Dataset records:
+++++
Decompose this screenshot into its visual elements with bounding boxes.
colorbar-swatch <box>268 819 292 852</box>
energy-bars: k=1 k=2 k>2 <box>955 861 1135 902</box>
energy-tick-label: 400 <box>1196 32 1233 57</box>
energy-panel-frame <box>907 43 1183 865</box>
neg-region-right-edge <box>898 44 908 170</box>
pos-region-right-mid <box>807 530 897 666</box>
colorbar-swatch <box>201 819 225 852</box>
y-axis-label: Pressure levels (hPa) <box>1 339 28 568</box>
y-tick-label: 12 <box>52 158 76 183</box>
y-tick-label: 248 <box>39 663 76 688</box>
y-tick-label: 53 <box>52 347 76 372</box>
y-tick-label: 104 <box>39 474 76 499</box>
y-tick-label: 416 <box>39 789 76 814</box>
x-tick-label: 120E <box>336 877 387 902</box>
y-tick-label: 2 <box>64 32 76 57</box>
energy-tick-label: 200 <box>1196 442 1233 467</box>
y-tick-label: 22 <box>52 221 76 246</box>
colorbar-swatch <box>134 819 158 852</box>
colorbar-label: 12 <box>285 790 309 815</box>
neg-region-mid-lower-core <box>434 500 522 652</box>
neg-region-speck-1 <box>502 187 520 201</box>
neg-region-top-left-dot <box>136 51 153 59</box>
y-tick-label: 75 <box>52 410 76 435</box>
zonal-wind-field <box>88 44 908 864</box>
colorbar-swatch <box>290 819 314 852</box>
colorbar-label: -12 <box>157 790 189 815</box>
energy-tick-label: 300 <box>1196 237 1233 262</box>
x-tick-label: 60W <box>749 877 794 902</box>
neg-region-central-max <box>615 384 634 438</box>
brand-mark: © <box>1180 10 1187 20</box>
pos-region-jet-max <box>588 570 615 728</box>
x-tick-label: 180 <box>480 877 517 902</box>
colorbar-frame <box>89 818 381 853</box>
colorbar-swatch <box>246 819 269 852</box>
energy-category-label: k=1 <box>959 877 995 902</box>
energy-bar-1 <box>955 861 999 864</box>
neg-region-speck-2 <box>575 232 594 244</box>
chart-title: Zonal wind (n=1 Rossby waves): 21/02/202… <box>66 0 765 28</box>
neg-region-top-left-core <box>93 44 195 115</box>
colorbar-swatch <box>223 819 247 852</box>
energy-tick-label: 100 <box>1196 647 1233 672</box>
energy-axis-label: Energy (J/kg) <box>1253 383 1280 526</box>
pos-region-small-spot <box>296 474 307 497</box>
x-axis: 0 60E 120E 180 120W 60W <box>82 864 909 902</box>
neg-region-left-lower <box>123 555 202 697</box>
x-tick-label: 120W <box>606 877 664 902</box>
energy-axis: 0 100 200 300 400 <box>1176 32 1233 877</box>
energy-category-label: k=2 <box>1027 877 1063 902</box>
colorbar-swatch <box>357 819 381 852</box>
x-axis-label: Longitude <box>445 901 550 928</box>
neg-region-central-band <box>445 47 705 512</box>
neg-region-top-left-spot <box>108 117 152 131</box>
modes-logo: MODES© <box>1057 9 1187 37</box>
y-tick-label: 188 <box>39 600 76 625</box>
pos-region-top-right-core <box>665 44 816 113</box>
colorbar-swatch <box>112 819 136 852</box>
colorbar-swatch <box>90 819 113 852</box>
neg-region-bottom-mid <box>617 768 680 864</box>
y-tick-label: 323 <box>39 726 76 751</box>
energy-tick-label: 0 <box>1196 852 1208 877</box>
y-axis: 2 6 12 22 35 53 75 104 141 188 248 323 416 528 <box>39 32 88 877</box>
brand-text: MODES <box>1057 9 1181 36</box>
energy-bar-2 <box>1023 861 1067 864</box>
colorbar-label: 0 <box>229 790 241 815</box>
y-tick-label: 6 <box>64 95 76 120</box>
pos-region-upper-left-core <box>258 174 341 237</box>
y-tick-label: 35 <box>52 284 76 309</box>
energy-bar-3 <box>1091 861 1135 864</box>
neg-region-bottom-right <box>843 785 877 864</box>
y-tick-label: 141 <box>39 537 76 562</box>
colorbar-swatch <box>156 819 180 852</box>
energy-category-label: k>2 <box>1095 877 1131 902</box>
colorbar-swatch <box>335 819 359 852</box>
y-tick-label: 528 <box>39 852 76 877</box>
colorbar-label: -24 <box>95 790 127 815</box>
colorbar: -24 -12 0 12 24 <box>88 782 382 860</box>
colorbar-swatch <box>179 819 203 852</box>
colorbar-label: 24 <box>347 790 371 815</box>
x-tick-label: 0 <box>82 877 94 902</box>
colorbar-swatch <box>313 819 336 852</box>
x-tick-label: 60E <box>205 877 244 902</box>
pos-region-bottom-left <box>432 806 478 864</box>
+++++
_TASK DESCRIPTION_. Please write out the records from their first line through the line containing "energy-category-label: k=1 <box>959", including both ends.

_EXERCISE RESPONSE_.
Decompose this screenshot into its visual elements with bounding boxes.
colorbar-swatch <box>268 819 292 852</box>
energy-bars: k=1 k=2 k>2 <box>955 861 1135 902</box>
energy-tick-label: 400 <box>1196 32 1233 57</box>
energy-panel-frame <box>907 43 1183 865</box>
neg-region-right-edge <box>898 44 908 170</box>
pos-region-right-mid <box>807 530 897 666</box>
colorbar-swatch <box>201 819 225 852</box>
y-axis-label: Pressure levels (hPa) <box>1 339 28 568</box>
y-tick-label: 12 <box>52 158 76 183</box>
y-tick-label: 248 <box>39 663 76 688</box>
y-tick-label: 53 <box>52 347 76 372</box>
y-tick-label: 104 <box>39 474 76 499</box>
y-tick-label: 416 <box>39 789 76 814</box>
x-tick-label: 120E <box>336 877 387 902</box>
y-tick-label: 2 <box>64 32 76 57</box>
energy-tick-label: 200 <box>1196 442 1233 467</box>
y-tick-label: 22 <box>52 221 76 246</box>
colorbar-swatch <box>134 819 158 852</box>
colorbar-label: 12 <box>285 790 309 815</box>
neg-region-mid-lower-core <box>434 500 522 652</box>
neg-region-speck-1 <box>502 187 520 201</box>
neg-region-top-left-dot <box>136 51 153 59</box>
y-tick-label: 75 <box>52 410 76 435</box>
zonal-wind-field <box>88 44 908 864</box>
colorbar-swatch <box>290 819 314 852</box>
colorbar-label: -12 <box>157 790 189 815</box>
energy-tick-label: 300 <box>1196 237 1233 262</box>
x-tick-label: 60W <box>749 877 794 902</box>
neg-region-central-max <box>615 384 634 438</box>
brand-mark: © <box>1180 10 1187 20</box>
pos-region-jet-max <box>588 570 615 728</box>
x-tick-label: 180 <box>480 877 517 902</box>
colorbar-frame <box>89 818 381 853</box>
colorbar-swatch <box>246 819 269 852</box>
energy-category-label: k=1 <box>959 877 995 902</box>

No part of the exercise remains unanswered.